→ **Problem details**
Read the records and gather each line that includes "motor".
-=-=-=-=-
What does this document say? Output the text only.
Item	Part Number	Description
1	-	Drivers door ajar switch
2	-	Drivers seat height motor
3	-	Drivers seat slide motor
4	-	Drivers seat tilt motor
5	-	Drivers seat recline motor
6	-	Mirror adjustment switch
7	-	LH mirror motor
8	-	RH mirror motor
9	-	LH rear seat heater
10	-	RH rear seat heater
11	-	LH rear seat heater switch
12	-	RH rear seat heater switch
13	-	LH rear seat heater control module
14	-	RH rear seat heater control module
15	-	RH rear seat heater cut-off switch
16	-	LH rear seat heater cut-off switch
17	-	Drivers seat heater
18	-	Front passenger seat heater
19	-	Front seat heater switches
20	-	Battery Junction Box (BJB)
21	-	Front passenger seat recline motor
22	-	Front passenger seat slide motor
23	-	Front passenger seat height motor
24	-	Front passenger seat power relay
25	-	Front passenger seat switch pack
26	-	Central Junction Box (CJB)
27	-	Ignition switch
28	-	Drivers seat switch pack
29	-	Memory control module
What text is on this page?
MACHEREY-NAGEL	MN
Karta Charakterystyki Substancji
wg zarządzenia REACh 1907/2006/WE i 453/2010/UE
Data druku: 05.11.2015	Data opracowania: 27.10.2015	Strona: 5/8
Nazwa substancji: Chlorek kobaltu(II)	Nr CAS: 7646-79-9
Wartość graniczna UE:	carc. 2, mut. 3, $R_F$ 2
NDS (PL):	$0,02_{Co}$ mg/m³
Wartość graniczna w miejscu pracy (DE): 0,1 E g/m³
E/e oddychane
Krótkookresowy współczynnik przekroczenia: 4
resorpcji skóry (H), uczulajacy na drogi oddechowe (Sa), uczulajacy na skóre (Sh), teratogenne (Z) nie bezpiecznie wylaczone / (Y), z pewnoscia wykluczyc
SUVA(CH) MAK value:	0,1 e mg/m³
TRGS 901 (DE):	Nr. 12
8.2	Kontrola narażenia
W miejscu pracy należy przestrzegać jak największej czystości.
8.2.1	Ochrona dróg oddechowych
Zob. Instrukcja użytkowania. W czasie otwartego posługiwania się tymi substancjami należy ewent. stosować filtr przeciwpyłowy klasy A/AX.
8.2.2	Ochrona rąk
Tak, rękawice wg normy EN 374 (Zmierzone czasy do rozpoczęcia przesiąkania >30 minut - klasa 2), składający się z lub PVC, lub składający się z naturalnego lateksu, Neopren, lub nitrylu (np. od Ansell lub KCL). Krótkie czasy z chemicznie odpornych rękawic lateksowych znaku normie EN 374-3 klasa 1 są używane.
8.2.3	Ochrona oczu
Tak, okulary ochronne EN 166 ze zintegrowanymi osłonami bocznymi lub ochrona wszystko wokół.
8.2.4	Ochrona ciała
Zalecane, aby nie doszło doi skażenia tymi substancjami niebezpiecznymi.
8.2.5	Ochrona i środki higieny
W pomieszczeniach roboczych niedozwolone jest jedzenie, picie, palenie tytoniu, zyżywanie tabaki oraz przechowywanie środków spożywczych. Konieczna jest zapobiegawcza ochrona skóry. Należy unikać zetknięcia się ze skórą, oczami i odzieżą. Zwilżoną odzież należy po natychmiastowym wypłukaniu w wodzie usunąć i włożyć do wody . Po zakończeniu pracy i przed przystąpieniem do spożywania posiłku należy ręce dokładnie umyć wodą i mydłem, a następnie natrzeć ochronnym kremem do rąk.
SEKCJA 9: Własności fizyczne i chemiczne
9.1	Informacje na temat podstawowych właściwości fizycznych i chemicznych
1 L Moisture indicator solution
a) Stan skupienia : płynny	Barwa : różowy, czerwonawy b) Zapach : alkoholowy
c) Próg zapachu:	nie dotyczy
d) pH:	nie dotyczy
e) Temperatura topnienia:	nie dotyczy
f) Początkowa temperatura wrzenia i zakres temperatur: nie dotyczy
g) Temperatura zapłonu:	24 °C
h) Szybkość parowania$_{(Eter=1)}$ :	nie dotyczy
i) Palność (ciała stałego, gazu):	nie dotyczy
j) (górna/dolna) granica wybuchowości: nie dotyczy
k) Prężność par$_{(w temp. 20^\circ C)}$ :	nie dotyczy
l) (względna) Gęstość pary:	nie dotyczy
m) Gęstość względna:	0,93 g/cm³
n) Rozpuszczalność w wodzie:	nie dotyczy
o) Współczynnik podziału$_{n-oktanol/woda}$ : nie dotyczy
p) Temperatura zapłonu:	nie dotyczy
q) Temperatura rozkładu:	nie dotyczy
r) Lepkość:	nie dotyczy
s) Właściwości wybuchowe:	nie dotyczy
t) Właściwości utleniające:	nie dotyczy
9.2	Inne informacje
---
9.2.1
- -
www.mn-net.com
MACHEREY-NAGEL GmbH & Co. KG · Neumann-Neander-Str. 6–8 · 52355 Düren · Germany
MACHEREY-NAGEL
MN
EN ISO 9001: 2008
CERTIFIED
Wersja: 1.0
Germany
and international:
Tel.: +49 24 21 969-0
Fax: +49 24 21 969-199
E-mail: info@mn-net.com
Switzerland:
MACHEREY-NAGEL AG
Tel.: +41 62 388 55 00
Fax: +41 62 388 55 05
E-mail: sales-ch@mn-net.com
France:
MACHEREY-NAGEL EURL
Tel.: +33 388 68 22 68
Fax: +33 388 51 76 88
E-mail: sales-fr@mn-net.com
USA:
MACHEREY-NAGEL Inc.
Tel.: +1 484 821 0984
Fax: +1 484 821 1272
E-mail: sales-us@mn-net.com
-=-=-=-=-
→ **The solution**
2	-	Drivers seat height motor
3	-	Drivers seat slide motor
4	-	Drivers seat tilt motor
5	-	Drivers seat recline motor
7	-	LH mirror motor
8	-	RH mirror motor
21	-	Front passenger seat recline motor
22	-	Front passenger seat slide motor
23	-	Front passenger seat height motor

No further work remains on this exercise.